All material below is to be reproduced exactly.

**Collected data**
*-*-*
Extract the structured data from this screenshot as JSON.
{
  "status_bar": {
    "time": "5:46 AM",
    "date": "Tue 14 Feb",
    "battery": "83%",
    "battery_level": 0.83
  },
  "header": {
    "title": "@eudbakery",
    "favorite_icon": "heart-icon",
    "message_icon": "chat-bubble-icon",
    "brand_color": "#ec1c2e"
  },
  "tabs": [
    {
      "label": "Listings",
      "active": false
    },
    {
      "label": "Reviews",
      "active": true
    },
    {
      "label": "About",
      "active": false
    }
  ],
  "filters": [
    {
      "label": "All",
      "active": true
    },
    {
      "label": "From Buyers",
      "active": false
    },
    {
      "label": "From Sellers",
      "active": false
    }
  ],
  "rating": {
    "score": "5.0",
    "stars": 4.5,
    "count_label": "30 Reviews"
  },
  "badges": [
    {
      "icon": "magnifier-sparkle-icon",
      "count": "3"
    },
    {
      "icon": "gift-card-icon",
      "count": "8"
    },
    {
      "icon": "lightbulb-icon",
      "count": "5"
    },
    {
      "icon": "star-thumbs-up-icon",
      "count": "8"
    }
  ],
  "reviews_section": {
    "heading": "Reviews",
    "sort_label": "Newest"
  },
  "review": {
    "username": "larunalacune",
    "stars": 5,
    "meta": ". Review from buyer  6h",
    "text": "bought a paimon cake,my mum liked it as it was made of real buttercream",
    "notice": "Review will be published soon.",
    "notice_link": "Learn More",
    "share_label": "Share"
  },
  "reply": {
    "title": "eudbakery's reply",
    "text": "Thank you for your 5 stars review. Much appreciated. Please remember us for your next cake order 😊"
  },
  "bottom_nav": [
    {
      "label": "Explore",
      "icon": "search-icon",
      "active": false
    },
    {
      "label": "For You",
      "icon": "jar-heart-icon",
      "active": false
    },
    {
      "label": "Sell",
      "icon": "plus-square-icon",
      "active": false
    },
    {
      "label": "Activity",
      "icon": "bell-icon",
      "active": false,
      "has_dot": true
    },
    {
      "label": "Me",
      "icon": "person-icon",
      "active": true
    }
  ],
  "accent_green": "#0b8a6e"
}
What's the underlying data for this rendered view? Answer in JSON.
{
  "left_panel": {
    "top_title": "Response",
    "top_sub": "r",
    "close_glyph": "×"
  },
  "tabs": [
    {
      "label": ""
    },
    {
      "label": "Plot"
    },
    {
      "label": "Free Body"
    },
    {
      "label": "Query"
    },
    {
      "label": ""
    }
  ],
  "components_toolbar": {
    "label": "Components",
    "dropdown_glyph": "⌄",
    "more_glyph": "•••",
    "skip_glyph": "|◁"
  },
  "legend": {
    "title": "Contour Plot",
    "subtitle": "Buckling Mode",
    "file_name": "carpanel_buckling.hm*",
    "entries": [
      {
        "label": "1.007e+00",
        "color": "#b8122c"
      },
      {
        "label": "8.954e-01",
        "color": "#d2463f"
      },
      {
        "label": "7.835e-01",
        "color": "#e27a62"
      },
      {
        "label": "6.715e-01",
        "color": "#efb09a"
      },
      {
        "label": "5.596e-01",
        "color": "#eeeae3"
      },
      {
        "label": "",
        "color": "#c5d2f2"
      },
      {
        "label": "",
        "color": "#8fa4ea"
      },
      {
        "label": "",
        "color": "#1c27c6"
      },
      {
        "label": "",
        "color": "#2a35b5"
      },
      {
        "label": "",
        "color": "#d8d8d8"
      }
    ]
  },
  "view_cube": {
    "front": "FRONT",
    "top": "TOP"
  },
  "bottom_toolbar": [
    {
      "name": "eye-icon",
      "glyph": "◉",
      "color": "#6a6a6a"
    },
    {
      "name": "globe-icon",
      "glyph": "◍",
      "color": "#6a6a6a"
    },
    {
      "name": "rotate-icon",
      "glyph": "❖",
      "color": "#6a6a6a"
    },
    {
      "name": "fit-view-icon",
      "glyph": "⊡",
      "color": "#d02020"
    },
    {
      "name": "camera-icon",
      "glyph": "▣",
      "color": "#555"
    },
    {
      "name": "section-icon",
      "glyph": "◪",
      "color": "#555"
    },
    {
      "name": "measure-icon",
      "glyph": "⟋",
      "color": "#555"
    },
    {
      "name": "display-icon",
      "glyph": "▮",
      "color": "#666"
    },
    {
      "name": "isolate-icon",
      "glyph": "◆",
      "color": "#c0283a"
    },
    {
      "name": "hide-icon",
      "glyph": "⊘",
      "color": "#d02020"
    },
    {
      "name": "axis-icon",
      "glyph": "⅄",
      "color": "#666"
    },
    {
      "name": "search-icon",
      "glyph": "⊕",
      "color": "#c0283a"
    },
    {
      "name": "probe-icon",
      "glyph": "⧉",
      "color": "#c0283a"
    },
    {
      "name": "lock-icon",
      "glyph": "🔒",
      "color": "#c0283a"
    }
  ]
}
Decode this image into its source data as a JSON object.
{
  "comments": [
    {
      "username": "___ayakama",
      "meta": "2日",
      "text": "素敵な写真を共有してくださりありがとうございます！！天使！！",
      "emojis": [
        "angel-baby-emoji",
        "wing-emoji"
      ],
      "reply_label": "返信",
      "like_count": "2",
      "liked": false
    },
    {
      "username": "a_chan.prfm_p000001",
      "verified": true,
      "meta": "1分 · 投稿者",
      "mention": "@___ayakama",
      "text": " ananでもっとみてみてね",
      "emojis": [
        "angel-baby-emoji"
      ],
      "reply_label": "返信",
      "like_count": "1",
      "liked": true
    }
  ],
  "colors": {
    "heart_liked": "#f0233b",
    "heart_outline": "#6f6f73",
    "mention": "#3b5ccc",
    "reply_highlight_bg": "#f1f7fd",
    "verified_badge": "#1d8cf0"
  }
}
*-*-*
**EXERCISE OUTPUT**
Extract the structured data from this screenshot as JSON.
{
  "status_bar": {
    "time": "5:46 AM",
    "date": "Tue 14 Feb",
    "battery": "83%",
    "battery_level": 0.83
  },
  "header": {
    "title": "@eudbakery",
    "favorite_icon": "heart-icon",
    "message_icon": "chat-bubble-icon",
    "brand_color": "#ec1c2e"
  },
  "tabs": [
    {
      "label": "Listings",
      "active": false
    },
    {
      "label": "Reviews",
      "active": true
    },
    {
      "label": "About",
      "active": false
    }
  ],
  "filters": [
    {
      "label": "All",
      "active": true
    },
    {
      "label": "From Buyers",
      "active": false
    },
    {
      "label": "From Sellers",
      "active": false
    }
  ],
  "rating": {
    "score": "5.0",
    "stars": 4.5,
    "count_label": "30 Reviews"
  },
  "badges": [
    {
      "icon": "magnifier-sparkle-icon",
      "count": "3"
    },
    {
      "icon": "gift-card-icon",
      "count": "8"
    },
    {
      "icon": "lightbulb-icon",
      "count": "5"
    },
    {
      "icon": "star-thumbs-up-icon",
      "count": "8"
    }
  ],
  "reviews_section": {
    "heading": "Reviews",
    "sort_label": "Newest"
  },
  "review": {
    "username": "larunalacune",
    "stars": 5,
    "meta": ". Review from buyer  6h",
    "text": "bought a paimon cake,my mum liked it as it was made of real buttercream",
    "notice": "Review will be published soon.",
    "notice_link": "Learn More",
    "share_label": "Share"
  },
  "reply": {
    "title": "eudbakery's reply",
    "text": "Thank you for your 5 stars review. Much appreciated. Please remember us for your next cake order 😊"
  },
  "bottom_nav": [
    {
      "label": "Explore",
      "icon": "search-icon",
      "active": false
    },
    {
      "label": "For You",
      "icon": "jar-heart-icon",
      "active": false
    },
    {
      "label": "Sell",
      "icon": "plus-square-icon",
      "active": false
    },
    {
      "label": "Activity",
      "icon": "bell-icon",
      "active": false,
      "has_dot": true
    },
    {
      "label": "Me",
      "icon": "person-icon",
      "active": true
    }
  ],
  "accent_green": "#0b8a6e"
}
What's the underlying data for this rendered view? Answer in JSON.
{
  "left_panel": {
    "top_title": "Response",
    "top_sub": "r",
    "close_glyph": "×"
  },
  "tabs": [
    {
      "label": ""
    },
    {
      "label": "Plot"
    },
    {
      "label": "Free Body"
    },
    {
      "label": "Query"
    },
    {
      "label": ""
    }
  ],
  "components_toolbar": {
    "label": "Components",
    "dropdown_glyph": "⌄",
    "more_glyph": "•••",
    "skip_glyph": "|◁"
  },
  "legend": {
    "title": "Contour Plot",
    "subtitle": "Buckling Mode",
    "file_name": "carpanel_buckling.hm*",
    "entries": [
      {
        "label": "1.007e+00",
        "color": "#b8122c"
      },
      {
        "label": "8.954e-01",
        "color": "#d2463f"
      },
      {
        "label": "7.835e-01",
        "color": "#e27a62"
      },
      {
        "label": "6.715e-01",
        "color": "#efb09a"
      },
      {
        "label": "5.596e-01",
        "color": "#eeeae3"
      },
      {
        "label": "",
        "color": "#c5d2f2"
      },
      {
        "label": "",
        "color": "#8fa4ea"
      },
      {
        "label": "",
        "color": "#1c27c6"
      },
      {
        "label": "",
        "color": "#2a35b5"
      },
      {
        "label": "",
        "color": "#d8d8d8"
      }
    ]
  },
  "view_cube": {
    "front": "FRONT",
    "top": "TOP"
  },
  "bottom_toolbar": [
    {
      "name": "eye-icon",
      "glyph": "◉",
      "color": "#6a6a6a"
    },
    {
      "name": "globe-icon",
      "glyph": "◍",
      "color": "#6a6a6a"
    },
    {
      "name": "rotate-icon",
      "glyph": "❖",
      "color": "#6a6a6a"
    },
    {
      "name": "fit-view-icon",
      "glyph": "⊡",
      "color": "#d02020"
    },
    {
      "name": "camera-icon",
      "glyph": "▣",
      "color": "#555"
    },
    {
      "name": "section-icon",
      "glyph": "◪",
      "color": "#555"
    },
    {
      "name": "measure-icon",
      "glyph": "⟋",
      "color": "#555"
    },
    {
      "name": "display-icon",
      "glyph": "▮",
      "color": "#666"
    },
    {
      "name": "isolate-icon",
      "glyph": "◆",
      "color": "#c0283a"
    },
    {
      "name": "hide-icon",
      "glyph": "⊘",
      "color": "#d02020"
    },
    {
      "name": "axis-icon",
      "glyph": "⅄",
      "color": "#666"
    },
    {
      "name": "search-icon",
      "glyph": "⊕",
      "color": "#c0283a"
    },
    {
      "name": "probe-icon",
      "glyph": "⧉",
      "color": "#c0283a"
    },
    {
      "name": "lock-icon",
      "glyph": "🔒",
      "color": "#c0283a"
    }
  ]
}
Decode this image into its source data as a JSON object.
{
  "comments": [
    {
      "username": "___ayakama",
      "meta": "2日",
      "text": "素敵な写真を共有してくださりありがとうございます！！天使！！",
      "emojis": [
        "angel-baby-emoji",
        "wing-emoji"
      ],
      "reply_label": "返信",
      "like_count": "2",
      "liked": false
    },
    {
      "username": "a_chan.prfm_p000001",
      "verified": true,
      "meta": "1分 · 投稿者",
      "mention": "@___ayakama",
      "text": " ananでもっとみてみてね",
      "emojis": [
        "angel-baby-emoji"
      ],
      "reply_label": "返信",
      "like_count": "1",
      "liked": true
    }
  ],
  "colors": {
    "heart_liked": "#f0233b",
    "heart_outline": "#6f6f73",
    "mention": "#3b5ccc",
    "reply_highlight_bg": "#f1f7fd",
    "verified_badge": "#1d8cf0"
  }
}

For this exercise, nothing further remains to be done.